**MATERIAL FOR THE TASK**
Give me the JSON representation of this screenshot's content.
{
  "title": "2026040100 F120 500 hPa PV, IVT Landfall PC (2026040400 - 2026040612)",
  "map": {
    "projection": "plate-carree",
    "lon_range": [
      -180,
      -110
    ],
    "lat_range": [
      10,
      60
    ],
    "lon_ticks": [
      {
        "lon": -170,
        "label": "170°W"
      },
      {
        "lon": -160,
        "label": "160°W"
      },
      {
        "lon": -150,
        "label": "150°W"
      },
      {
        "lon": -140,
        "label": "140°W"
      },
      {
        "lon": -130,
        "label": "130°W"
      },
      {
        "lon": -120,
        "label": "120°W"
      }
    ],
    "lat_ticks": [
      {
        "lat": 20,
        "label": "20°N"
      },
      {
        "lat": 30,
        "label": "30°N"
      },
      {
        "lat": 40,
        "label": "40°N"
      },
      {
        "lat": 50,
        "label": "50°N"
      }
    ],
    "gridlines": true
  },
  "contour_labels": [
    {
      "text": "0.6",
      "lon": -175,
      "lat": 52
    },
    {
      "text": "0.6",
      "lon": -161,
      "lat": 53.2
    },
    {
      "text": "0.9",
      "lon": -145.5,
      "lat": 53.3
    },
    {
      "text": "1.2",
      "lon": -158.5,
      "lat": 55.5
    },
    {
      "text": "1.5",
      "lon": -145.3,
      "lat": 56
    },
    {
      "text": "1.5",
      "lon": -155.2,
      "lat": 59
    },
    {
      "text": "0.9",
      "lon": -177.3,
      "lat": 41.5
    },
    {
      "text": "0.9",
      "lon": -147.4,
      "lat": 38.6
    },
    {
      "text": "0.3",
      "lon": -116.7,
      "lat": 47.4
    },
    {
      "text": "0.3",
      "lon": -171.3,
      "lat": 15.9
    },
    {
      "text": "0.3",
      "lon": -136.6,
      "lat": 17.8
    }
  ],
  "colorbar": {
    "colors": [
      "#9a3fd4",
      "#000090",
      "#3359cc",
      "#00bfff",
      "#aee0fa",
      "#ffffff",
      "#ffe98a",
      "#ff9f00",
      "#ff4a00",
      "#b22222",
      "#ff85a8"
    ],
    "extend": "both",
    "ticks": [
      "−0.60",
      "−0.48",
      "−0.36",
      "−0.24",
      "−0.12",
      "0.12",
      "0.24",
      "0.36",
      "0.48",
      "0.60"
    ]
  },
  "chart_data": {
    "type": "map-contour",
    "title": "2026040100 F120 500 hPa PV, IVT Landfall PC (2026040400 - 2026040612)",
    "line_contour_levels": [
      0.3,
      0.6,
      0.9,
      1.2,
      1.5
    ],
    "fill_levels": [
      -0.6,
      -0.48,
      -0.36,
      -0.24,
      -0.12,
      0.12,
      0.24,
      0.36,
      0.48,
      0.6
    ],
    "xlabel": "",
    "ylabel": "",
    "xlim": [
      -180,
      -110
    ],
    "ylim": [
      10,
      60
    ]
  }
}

**WHAT YOU WILL DO**
Going over the lines above, work out how many include "title", then give only that number.

**SOLUTION FOR THIS EXERCISE**
2